## To be done
Please repeat all of the lines that follow, exactly as written.

(Dataset rows)

=-=-=

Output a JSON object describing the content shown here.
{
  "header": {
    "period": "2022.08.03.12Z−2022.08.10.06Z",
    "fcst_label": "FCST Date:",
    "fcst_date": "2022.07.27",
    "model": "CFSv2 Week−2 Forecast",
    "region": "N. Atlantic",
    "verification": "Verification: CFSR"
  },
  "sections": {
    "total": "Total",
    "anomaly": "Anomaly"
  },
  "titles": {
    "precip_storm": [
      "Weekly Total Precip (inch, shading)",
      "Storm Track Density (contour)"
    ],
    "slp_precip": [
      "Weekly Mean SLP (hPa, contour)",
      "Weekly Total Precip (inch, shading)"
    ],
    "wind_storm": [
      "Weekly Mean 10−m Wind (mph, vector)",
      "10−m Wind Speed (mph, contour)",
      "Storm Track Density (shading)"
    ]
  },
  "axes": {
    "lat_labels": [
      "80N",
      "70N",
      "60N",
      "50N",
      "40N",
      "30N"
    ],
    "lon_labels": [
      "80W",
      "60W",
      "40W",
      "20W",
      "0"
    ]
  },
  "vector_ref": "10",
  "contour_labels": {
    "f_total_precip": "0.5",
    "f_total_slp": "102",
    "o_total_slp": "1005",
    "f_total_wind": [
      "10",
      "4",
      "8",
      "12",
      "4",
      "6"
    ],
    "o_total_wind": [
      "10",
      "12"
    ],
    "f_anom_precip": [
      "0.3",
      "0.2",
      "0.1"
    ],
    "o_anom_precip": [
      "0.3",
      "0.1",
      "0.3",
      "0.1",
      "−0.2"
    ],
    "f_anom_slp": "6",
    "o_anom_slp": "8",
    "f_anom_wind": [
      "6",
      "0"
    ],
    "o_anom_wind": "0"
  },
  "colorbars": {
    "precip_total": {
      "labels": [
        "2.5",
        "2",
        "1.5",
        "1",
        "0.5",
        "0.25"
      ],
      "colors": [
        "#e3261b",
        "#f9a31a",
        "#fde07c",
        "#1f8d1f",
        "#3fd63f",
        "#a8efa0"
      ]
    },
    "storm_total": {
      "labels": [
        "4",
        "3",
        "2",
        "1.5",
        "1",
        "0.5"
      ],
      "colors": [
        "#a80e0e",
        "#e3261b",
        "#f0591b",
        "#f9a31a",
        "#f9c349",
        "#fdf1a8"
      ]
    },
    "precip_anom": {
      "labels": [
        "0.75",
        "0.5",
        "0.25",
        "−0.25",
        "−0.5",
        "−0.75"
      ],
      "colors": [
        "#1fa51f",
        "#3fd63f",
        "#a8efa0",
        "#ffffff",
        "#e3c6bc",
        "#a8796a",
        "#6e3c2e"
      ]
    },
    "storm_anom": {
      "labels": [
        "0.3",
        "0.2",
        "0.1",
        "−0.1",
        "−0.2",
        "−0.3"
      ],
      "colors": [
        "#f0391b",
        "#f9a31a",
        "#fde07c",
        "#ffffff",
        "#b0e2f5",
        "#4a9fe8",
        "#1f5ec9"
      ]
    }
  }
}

=-=-=

## Final result
Output a JSON object describing the content shown here.
{
  "header": {
    "period": "2022.08.03.12Z−2022.08.10.06Z",
    "fcst_label": "FCST Date:",
    "fcst_date": "2022.07.27",
    "model": "CFSv2 Week−2 Forecast",
    "region": "N. Atlantic",
    "verification": "Verification: CFSR"
  },
  "sections": {
    "total": "Total",
    "anomaly": "Anomaly"
  },
  "titles": {
    "precip_storm": [
      "Weekly Total Precip (inch, shading)",
      "Storm Track Density (contour)"
    ],
    "slp_precip": [
      "Weekly Mean SLP (hPa, contour)",
      "Weekly Total Precip (inch, shading)"
    ],
    "wind_storm": [
      "Weekly Mean 10−m Wind (mph, vector)",
      "10−m Wind Speed (mph, contour)",
      "Storm Track Density (shading)"
    ]
  },
  "axes": {
    "lat_labels": [
      "80N",
      "70N",
      "60N",
      "50N",
      "40N",
      "30N"
    ],
    "lon_labels": [
      "80W",
      "60W",
      "40W",
      "20W",
      "0"
    ]
  },
  "vector_ref": "10",
  "contour_labels": {
    "f_total_precip": "0.5",
    "f_total_slp": "102",
    "o_total_slp": "1005",
    "f_total_wind": [
      "10",
      "4",
      "8",
      "12",
      "4",
      "6"
    ],
    "o_total_wind": [
      "10",
      "12"
    ],
    "f_anom_precip": [
      "0.3",
      "0.2",
      "0.1"
    ],
    "o_anom_precip": [
      "0.3",
      "0.1",
      "0.3",
      "0.1",
      "−0.2"
    ],
    "f_anom_slp": "6",
    "o_anom_slp": "8",
    "f_anom_wind": [
      "6",
      "0"
    ],
    "o_anom_wind": "0"
  },
  "colorbars": {
    "precip_total": {
      "labels": [
        "2.5",
        "2",
        "1.5",
        "1",
        "0.5",
        "0.25"
      ],
      "colors": [
        "#e3261b",
        "#f9a31a",
        "#fde07c",
        "#1f8d1f",
        "#3fd63f",
        "#a8efa0"
      ]
    },
    "storm_total": {
      "labels": [
        "4",
        "3",
        "2",
        "1.5",
        "1",
        "0.5"
      ],
      "colors": [
        "#a80e0e",
        "#e3261b",
        "#f0591b",
        "#f9a31a",
        "#f9c349",
        "#fdf1a8"
      ]
    },
    "precip_anom": {
      "labels": [
        "0.75",
        "0.5",
        "0.25",
        "−0.25",
        "−0.5",
        "−0.75"
      ],
      "colors": [
        "#1fa51f",
        "#3fd63f",
        "#a8efa0",
        "#ffffff",
        "#e3c6bc",
        "#a8796a",
        "#6e3c2e"
      ]
    },
    "storm_anom": {
      "labels": [
        "0.3",
        "0.2",
        "0.1",
        "−0.1",
        "−0.2",
        "−0.3"
      ],
      "colors": [
        "#f0391b",
        "#f9a31a",
        "#fde07c",
        "#ffffff",
        "#b0e2f5",
        "#4a9fe8",
        "#1f5ec9"
      ]
    }
  }
}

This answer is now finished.